### WHAT TO DO
Track down every line below that holds "screenshot" and copy it.

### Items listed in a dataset

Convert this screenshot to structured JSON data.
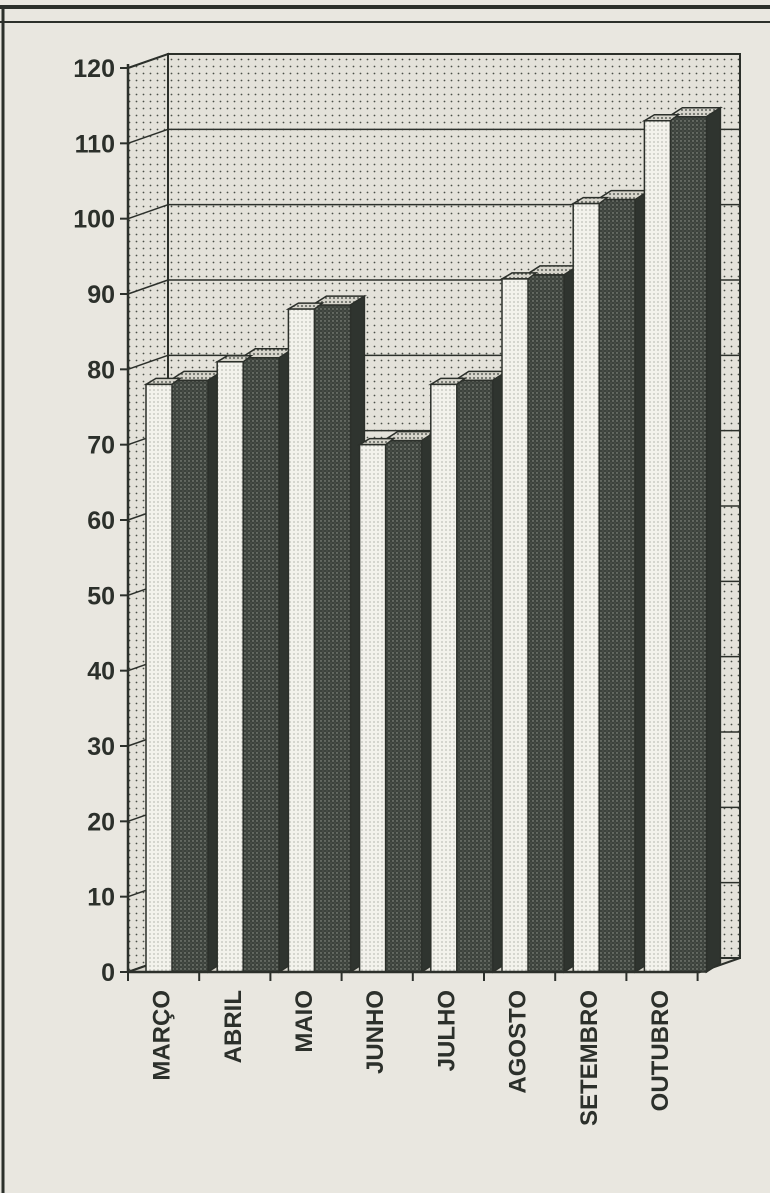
{
  "chart_data": {
    "type": "bar",
    "categories": [
      "MARÇO",
      "ABRIL",
      "MAIO",
      "JUNHO",
      "JULHO",
      "AGOSTO",
      "SETEMBRO",
      "OUTUBRO"
    ],
    "series": [
      {
        "values": [
          78,
          81,
          88,
          70,
          78,
          92,
          102,
          113
        ]
      },
      {
        "values": [
          78,
          81,
          88,
          70,
          78,
          92,
          102,
          113
        ]
      }
    ],
    "yticks": [
      "0",
      "10",
      "20",
      "30",
      "40",
      "50",
      "60",
      "70",
      "80",
      "90",
      "100",
      "110",
      "120"
    ],
    "ylim": [
      0,
      120
    ],
    "grid": true,
    "style": "3d",
    "colors": {
      "background": "#e9e7e0",
      "ink": "#2c302b",
      "wall": "#dedcd4",
      "bar_light": "#f2f1ec",
      "bar_dark": "#3c423c"
    }
  }
}
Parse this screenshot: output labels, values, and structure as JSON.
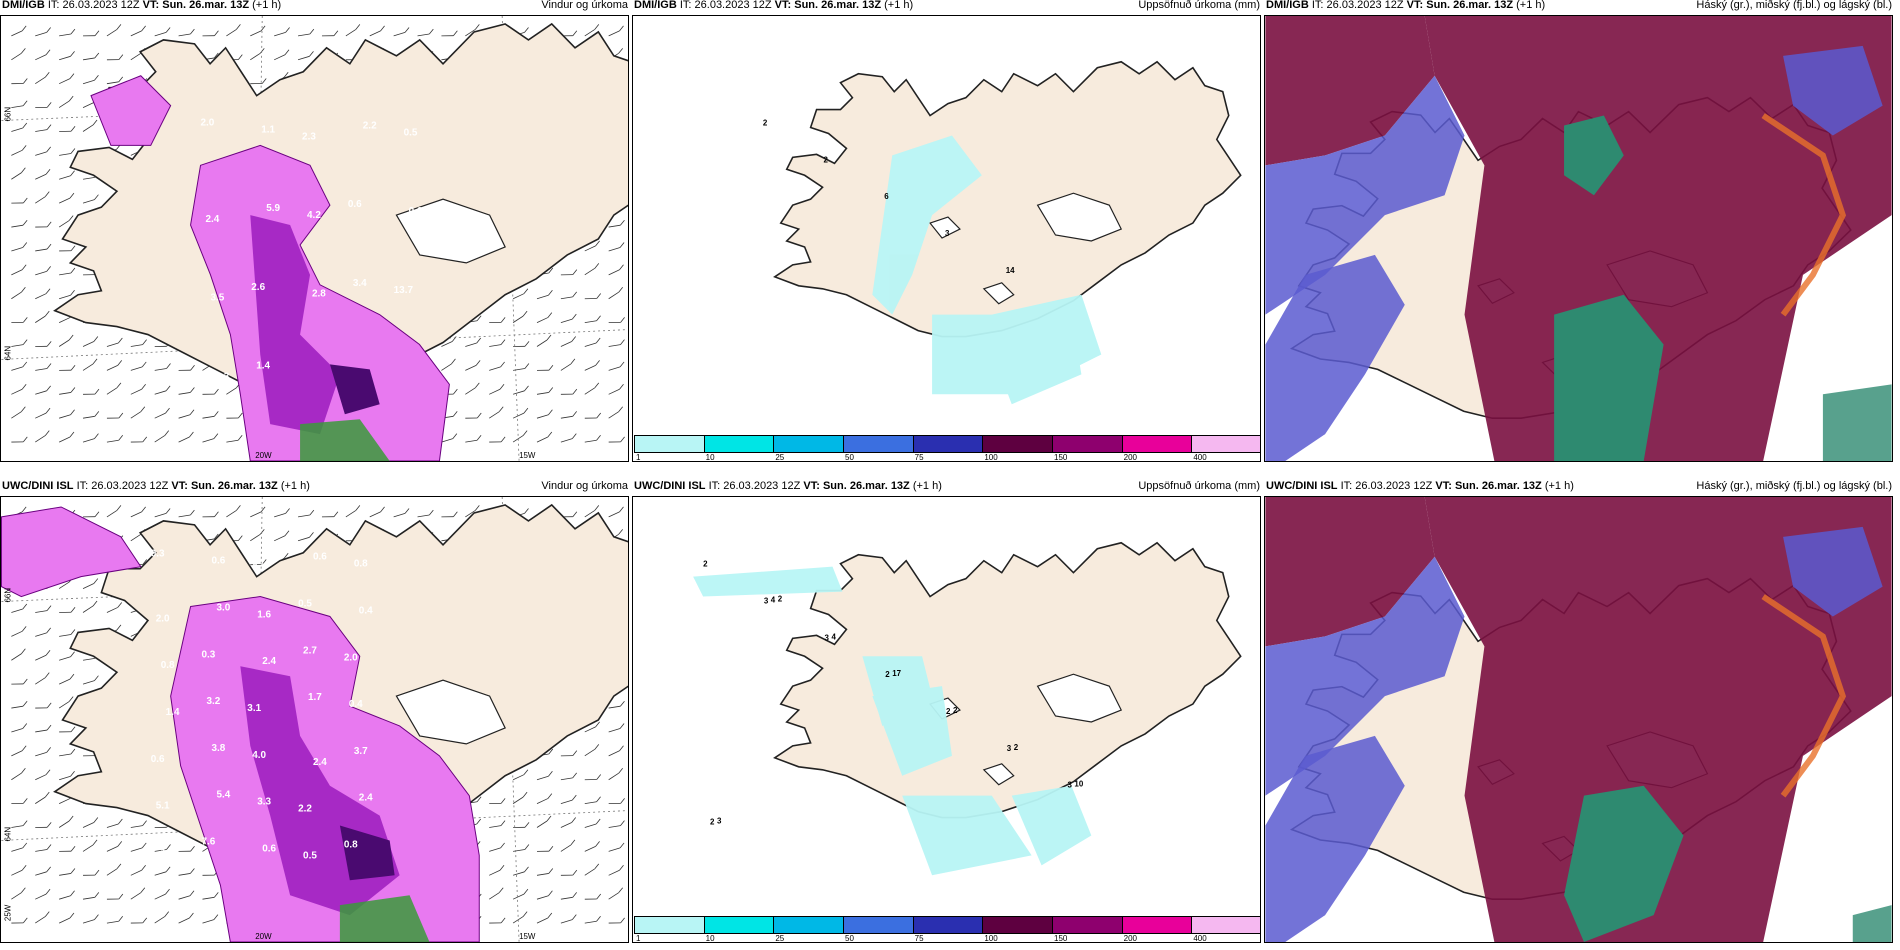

### PROBLEM SOLUTION
Convert this screenshot to structured JSON data.
Parse this screenshot: output labels, values, and structure as JSON.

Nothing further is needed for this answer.